--- begin Recorded information ---

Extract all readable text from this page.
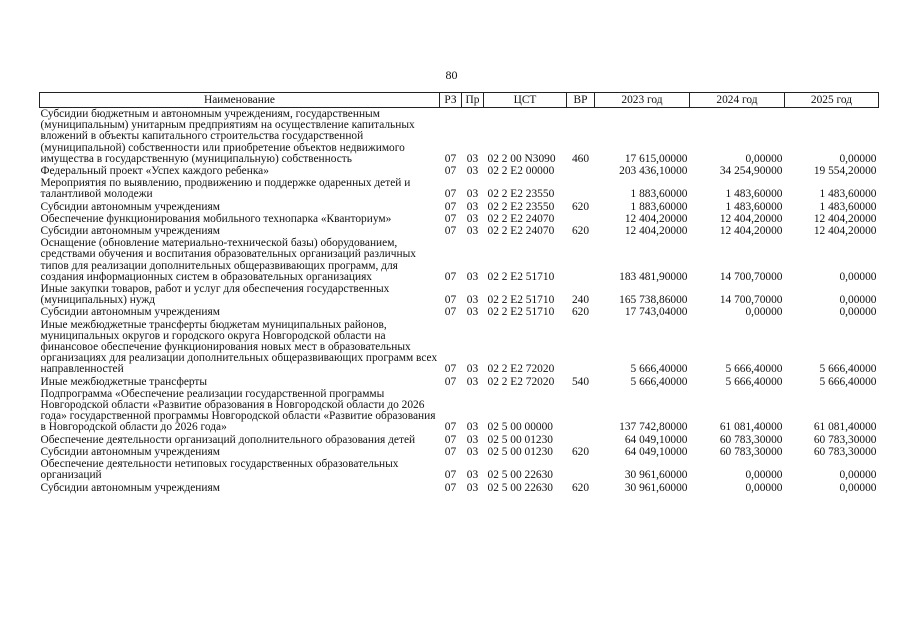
80
Наименование	РЗ	Пр	ЦСТ	ВР	2023 год	2024 год	2025 год
Субсидии бюджетным и автономным учреждениям, государственным (муниципальным) унитарным предприятиям на осуществление капитальных вложений в объекты капитального строительства государственной (муниципальной) собственности или приобретение объектов недвижимого имущества в государственную (муниципальную) собственность	07	03	02 2 00 N3090	460	17 615,00000	0,00000	0,00000
Федеральный проект «Успех каждого ребенка»	07	03	02 2 E2 00000		203 436,10000	34 254,90000	19 554,20000
Мероприятия по выявлению, продвижению и поддержке одаренных детей и талантливой молодежи	07	03	02 2 E2 23550		1 883,60000	1 483,60000	1 483,60000
Субсидии автономным учреждениям	07	03	02 2 E2 23550	620	1 883,60000	1 483,60000	1 483,60000
Обеспечение функционирования мобильного технопарка «Кванториум»	07	03	02 2 E2 24070		12 404,20000	12 404,20000	12 404,20000
Субсидии автономным учреждениям	07	03	02 2 E2 24070	620	12 404,20000	12 404,20000	12 404,20000
Оснащение (обновление материально-технической базы) оборудованием, средствами обучения и воспитания образовательных организаций различных типов для реализации дополнительных общеразвивающих программ, для создания информационных систем в образовательных организациях	07	03	02 2 E2 51710		183 481,90000	14 700,70000	0,00000
Иные закупки товаров, работ и услуг для обеспечения государственных (муниципальных) нужд	07	03	02 2 E2 51710	240	165 738,86000	14 700,70000	0,00000
Субсидии автономным учреждениям	07	03	02 2 E2 51710	620	17 743,04000	0,00000	0,00000
Иные межбюджетные трансферты бюджетам муниципальных районов, муниципальных округов и городского округа Новгородской области на финансовое обеспечение функционирования новых мест в образовательных организациях для реализации дополнительных общеразвивающих программ всех направленностей	07	03	02 2 E2 72020		5 666,40000	5 666,40000	5 666,40000
Иные межбюджетные трансферты	07	03	02 2 E2 72020	540	5 666,40000	5 666,40000	5 666,40000
Подпрограмма «Обеспечение реализации государственной программы Новгородской области «Развитие образования в Новгородской области до 2026 года» государственной программы Новгородской области «Развитие образования в Новгородской области до 2026 года»	07	03	02 5 00 00000		137 742,80000	61 081,40000	61 081,40000
Обеспечение деятельности организаций дополнительного образования детей	07	03	02 5 00 01230		64 049,10000	60 783,30000	60 783,30000
Субсидии автономным учреждениям	07	03	02 5 00 01230	620	64 049,10000	60 783,30000	60 783,30000
Обеспечение деятельности нетиповых государственных образовательных организаций	07	03	02 5 00 22630		30 961,60000	0,00000	0,00000
Субсидии автономным учреждениям	07	03	02 5 00 22630	620	30 961,60000	0,00000	0,00000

--- end Recorded information ---

▶ _Requirements_
Filter out every line that lacks the word "Иные", and copy the rest.

▶ _Written answer_
Иные закупки товаров, работ и услуг для обеспечения государственных (муниципальных) нужд	07	03	02 2 E2 51710	240	165 738,86000	14 700,70000	0,00000
Иные межбюджетные трансферты бюджетам муниципальных районов, муниципальных округов и городского округа Новгородской области на финансовое обеспечение функционирования новых мест в образовательных организациях для реализации дополнительных общеразвивающих программ всех направленностей	07	03	02 2 E2 72020		5 666,40000	5 666,40000	5 666,40000
Иные межбюджетные трансферты	07	03	02 2 E2 72020	540	5 666,40000	5 666,40000	5 666,40000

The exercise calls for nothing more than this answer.